[Items from a dataset]
---------------

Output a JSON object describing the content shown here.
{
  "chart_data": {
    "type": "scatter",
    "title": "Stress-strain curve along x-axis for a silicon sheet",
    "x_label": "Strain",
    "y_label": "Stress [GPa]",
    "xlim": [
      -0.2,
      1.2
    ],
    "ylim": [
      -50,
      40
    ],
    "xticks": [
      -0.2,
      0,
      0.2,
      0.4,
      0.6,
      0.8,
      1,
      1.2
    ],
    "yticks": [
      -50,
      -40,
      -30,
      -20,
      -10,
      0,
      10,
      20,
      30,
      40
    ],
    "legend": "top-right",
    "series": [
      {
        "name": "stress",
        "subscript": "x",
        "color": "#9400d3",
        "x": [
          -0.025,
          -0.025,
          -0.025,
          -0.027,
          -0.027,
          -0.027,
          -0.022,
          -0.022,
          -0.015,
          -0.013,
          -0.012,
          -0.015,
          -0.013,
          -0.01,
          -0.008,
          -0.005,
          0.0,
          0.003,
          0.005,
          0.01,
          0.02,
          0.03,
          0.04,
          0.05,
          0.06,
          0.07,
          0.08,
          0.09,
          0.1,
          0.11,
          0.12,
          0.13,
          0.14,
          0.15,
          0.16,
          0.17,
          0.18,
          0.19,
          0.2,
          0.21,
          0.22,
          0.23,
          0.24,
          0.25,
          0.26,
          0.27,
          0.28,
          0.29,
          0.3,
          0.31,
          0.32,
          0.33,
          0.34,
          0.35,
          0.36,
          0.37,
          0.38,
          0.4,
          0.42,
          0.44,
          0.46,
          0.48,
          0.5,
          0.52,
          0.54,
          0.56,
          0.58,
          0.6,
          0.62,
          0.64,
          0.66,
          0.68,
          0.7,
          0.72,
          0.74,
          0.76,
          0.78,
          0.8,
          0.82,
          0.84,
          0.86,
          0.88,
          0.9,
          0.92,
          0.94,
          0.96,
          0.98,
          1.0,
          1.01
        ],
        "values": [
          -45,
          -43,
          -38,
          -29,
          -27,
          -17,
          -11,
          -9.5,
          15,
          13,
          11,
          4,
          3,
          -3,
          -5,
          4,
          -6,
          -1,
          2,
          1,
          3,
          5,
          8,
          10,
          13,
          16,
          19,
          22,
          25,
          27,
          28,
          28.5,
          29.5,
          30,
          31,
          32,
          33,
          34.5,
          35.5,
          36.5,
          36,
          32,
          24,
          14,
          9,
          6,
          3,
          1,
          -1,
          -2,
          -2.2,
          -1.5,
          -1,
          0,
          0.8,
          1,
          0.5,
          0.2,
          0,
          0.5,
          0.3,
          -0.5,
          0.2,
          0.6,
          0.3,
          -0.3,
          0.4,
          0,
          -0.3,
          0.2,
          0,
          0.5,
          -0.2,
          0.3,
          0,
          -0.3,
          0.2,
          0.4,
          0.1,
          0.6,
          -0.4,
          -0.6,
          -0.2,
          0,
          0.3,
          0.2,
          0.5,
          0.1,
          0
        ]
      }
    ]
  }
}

---------------

YOUR INSTRUCTIONS:
Quote each line of the listing above exactly.

PROBLEM SOLUTION:
Output a JSON object describing the content shown here.
{
  "chart_data": {
    "type": "scatter",
    "title": "Stress-strain curve along x-axis for a silicon sheet",
    "x_label": "Strain",
    "y_label": "Stress [GPa]",
    "xlim": [
      -0.2,
      1.2
    ],
    "ylim": [
      -50,
      40
    ],
    "xticks": [
      -0.2,
      0,
      0.2,
      0.4,
      0.6,
      0.8,
      1,
      1.2
    ],
    "yticks": [
      -50,
      -40,
      -30,
      -20,
      -10,
      0,
      10,
      20,
      30,
      40
    ],
    "legend": "top-right",
    "series": [
      {
        "name": "stress",
        "subscript": "x",
        "color": "#9400d3",
        "x": [
          -0.025,
          -0.025,
          -0.025,
          -0.027,
          -0.027,
          -0.027,
          -0.022,
          -0.022,
          -0.015,
          -0.013,
          -0.012,
          -0.015,
          -0.013,
          -0.01,
          -0.008,
          -0.005,
          0.0,
          0.003,
          0.005,
          0.01,
          0.02,
          0.03,
          0.04,
          0.05,
          0.06,
          0.07,
          0.08,
          0.09,
          0.1,
          0.11,
          0.12,
          0.13,
          0.14,
          0.15,
          0.16,
          0.17,
          0.18,
          0.19,
          0.2,
          0.21,
          0.22,
          0.23,
          0.24,
          0.25,
          0.26,
          0.27,
          0.28,
          0.29,
          0.3,
          0.31,
          0.32,
          0.33,
          0.34,
          0.35,
          0.36,
          0.37,
          0.38,
          0.4,
          0.42,
          0.44,
          0.46,
          0.48,
          0.5,
          0.52,
          0.54,
          0.56,
          0.58,
          0.6,
          0.62,
          0.64,
          0.66,
          0.68,
          0.7,
          0.72,
          0.74,
          0.76,
          0.78,
          0.8,
          0.82,
          0.84,
          0.86,
          0.88,
          0.9,
          0.92,
          0.94,
          0.96,
          0.98,
          1.0,
          1.01
        ],
        "values": [
          -45,
          -43,
          -38,
          -29,
          -27,
          -17,
          -11,
          -9.5,
          15,
          13,
          11,
          4,
          3,
          -3,
          -5,
          4,
          -6,
          -1,
          2,
          1,
          3,
          5,
          8,
          10,
          13,
          16,
          19,
          22,
          25,
          27,
          28,
          28.5,
          29.5,
          30,
          31,
          32,
          33,
          34.5,
          35.5,
          36.5,
          36,
          32,
          24,
          14,
          9,
          6,
          3,
          1,
          -1,
          -2,
          -2.2,
          -1.5,
          -1,
          0,
          0.8,
          1,
          0.5,
          0.2,
          0,
          0.5,
          0.3,
          -0.5,
          0.2,
          0.6,
          0.3,
          -0.3,
          0.4,
          0,
          -0.3,
          0.2,
          0,
          0.5,
          -0.2,
          0.3,
          0,
          -0.3,
          0.2,
          0.4,
          0.1,
          0.6,
          -0.4,
          -0.6,
          -0.2,
          0,
          0.3,
          0.2,
          0.5,
          0.1,
          0
        ]
      }
    ]
  }
}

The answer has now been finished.